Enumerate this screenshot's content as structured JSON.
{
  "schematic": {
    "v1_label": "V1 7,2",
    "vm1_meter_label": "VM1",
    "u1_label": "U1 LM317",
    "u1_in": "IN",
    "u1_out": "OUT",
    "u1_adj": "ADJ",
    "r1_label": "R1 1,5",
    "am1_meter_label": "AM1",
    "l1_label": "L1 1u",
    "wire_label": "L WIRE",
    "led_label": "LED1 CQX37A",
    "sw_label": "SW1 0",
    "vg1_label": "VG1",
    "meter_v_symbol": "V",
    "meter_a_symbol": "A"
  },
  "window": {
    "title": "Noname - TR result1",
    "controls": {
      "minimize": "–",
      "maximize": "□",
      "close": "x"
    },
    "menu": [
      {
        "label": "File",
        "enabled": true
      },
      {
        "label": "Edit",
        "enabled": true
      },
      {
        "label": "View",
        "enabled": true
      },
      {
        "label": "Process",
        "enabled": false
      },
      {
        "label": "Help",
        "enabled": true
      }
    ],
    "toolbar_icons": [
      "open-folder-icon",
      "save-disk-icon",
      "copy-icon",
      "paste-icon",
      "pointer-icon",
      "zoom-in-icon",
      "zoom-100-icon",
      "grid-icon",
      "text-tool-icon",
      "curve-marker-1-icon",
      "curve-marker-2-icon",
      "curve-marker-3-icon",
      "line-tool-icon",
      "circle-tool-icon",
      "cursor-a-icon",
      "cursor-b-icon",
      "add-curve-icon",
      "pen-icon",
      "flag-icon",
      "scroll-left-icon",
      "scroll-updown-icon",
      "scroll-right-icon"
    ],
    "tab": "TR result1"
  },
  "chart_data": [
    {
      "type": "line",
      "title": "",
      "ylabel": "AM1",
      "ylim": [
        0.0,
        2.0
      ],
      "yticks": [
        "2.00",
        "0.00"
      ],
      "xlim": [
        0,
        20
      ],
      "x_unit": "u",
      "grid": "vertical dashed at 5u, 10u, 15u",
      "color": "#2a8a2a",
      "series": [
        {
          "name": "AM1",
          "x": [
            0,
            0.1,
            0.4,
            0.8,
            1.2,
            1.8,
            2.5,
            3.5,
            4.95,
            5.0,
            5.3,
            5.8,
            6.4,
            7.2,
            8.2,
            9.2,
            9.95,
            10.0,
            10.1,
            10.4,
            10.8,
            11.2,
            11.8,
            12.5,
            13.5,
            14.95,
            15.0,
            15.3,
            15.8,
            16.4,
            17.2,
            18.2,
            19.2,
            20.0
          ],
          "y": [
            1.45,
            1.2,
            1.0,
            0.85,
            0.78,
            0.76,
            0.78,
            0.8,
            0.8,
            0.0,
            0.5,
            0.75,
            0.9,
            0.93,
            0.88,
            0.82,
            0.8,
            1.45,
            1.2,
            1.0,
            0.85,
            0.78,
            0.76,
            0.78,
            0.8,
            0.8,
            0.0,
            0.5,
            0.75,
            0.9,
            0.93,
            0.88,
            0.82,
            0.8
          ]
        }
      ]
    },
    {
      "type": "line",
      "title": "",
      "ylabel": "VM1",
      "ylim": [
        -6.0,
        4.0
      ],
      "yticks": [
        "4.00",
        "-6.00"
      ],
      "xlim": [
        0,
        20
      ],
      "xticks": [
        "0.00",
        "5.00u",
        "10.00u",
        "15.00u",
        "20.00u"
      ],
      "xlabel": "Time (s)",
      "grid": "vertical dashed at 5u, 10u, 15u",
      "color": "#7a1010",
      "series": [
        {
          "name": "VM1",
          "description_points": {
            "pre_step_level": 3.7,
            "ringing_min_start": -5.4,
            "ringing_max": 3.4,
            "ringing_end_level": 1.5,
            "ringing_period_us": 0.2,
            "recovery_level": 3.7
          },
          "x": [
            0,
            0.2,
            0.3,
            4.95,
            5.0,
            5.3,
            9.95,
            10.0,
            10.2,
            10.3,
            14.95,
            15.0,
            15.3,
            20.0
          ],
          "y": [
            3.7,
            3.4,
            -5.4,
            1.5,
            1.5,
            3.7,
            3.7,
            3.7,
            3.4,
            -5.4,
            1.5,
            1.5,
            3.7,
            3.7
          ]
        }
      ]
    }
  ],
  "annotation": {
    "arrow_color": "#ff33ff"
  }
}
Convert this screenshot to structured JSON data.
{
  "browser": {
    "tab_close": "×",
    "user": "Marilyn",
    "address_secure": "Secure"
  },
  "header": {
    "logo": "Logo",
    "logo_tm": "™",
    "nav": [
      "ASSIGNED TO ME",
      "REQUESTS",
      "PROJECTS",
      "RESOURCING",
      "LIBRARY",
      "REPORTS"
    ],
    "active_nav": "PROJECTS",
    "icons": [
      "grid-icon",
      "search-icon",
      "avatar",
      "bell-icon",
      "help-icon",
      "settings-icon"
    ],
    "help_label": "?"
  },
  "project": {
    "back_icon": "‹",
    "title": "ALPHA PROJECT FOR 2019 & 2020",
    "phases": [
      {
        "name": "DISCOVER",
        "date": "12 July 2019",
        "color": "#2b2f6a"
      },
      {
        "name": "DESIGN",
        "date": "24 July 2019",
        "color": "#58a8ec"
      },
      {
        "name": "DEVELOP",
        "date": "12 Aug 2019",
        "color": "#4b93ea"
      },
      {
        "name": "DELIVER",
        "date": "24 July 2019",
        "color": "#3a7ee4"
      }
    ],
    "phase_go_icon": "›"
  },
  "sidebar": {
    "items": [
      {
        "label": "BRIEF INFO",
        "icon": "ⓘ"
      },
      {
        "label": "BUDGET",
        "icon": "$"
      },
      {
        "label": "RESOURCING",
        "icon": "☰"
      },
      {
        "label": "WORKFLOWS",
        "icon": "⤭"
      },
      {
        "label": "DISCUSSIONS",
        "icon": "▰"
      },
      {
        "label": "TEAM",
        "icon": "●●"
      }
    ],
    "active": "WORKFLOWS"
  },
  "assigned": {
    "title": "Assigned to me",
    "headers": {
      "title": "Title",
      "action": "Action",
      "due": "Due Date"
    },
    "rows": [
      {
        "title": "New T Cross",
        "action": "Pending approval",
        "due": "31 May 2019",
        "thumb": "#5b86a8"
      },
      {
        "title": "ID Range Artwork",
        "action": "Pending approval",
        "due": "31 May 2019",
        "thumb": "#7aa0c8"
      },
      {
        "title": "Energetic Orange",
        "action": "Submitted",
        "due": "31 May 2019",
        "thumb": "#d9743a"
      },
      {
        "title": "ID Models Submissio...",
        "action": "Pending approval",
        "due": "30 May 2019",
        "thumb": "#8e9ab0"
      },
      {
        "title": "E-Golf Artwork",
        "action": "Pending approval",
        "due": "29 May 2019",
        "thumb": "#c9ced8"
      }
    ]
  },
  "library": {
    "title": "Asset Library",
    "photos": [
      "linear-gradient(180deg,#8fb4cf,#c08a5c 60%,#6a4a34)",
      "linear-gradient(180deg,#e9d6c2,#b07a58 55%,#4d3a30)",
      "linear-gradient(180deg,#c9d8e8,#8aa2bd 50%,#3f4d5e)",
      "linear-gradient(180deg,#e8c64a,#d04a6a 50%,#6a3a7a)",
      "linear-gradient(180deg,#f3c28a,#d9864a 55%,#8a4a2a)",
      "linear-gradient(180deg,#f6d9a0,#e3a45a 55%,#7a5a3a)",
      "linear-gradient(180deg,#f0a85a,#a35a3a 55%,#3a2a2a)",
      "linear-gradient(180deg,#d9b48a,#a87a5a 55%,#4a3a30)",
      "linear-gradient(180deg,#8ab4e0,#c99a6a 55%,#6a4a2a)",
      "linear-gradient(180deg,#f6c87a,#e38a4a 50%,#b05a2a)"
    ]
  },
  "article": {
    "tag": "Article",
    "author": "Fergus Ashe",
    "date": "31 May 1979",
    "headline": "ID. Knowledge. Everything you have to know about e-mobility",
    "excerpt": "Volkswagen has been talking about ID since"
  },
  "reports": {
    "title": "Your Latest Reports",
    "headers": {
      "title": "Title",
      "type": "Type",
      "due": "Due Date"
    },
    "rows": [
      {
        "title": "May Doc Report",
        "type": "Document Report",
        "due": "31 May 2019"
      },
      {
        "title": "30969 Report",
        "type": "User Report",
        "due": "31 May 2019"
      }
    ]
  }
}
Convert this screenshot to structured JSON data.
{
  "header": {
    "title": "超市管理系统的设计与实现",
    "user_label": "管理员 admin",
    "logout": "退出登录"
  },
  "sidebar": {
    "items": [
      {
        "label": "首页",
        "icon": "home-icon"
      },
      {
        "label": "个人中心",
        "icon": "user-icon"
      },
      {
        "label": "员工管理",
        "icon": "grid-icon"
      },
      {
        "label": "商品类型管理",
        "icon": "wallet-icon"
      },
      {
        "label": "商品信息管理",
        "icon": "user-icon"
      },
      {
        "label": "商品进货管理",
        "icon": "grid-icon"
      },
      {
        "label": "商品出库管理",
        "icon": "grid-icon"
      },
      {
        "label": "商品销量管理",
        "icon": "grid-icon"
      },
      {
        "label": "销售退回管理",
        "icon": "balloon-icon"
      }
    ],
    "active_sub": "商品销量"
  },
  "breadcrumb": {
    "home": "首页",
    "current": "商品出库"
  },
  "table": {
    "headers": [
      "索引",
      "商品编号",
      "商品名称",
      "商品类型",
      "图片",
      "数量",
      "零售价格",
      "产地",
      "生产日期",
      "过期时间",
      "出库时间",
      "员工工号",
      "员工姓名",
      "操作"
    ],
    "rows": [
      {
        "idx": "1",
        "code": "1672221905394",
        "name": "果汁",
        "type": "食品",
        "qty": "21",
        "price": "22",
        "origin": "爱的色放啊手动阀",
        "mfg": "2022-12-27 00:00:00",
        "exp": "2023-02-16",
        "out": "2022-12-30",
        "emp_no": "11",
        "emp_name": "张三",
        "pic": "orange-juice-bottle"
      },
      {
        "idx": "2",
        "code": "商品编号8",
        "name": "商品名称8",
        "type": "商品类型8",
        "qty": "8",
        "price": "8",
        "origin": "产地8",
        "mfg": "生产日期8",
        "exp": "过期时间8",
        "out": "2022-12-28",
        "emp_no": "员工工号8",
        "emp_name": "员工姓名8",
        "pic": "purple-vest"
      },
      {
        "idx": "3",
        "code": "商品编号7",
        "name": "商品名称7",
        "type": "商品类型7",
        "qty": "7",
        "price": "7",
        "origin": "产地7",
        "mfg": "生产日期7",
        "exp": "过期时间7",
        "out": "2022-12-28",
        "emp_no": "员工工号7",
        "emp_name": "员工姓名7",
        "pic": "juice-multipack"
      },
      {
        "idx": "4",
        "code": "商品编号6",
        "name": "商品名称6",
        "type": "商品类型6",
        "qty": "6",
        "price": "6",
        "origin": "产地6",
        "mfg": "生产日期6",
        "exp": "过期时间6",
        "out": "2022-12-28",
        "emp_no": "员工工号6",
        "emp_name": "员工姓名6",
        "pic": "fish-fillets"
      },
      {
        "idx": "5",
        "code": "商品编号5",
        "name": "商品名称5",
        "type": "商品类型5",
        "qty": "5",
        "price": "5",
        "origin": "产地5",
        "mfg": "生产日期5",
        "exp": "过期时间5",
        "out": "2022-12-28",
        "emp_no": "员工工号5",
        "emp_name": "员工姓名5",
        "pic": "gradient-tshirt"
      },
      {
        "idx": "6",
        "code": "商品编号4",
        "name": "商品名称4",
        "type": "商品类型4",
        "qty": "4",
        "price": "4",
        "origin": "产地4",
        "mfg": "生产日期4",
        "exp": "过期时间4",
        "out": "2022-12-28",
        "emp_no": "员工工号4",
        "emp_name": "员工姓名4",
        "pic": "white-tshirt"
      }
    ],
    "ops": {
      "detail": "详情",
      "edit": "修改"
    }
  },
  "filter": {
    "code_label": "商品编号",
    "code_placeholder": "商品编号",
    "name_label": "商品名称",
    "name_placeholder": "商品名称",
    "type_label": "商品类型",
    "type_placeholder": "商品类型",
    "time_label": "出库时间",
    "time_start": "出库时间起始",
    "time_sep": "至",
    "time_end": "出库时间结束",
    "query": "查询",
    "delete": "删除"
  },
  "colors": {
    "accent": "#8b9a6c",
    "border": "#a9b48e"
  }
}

:: Exercise aim ::
Using the listing above, gather each line that holds the string "Artwork" and copy it.

:: Result for this task ::
        "title": "ID Range Artwork",
        "title": "E-Golf Artwork",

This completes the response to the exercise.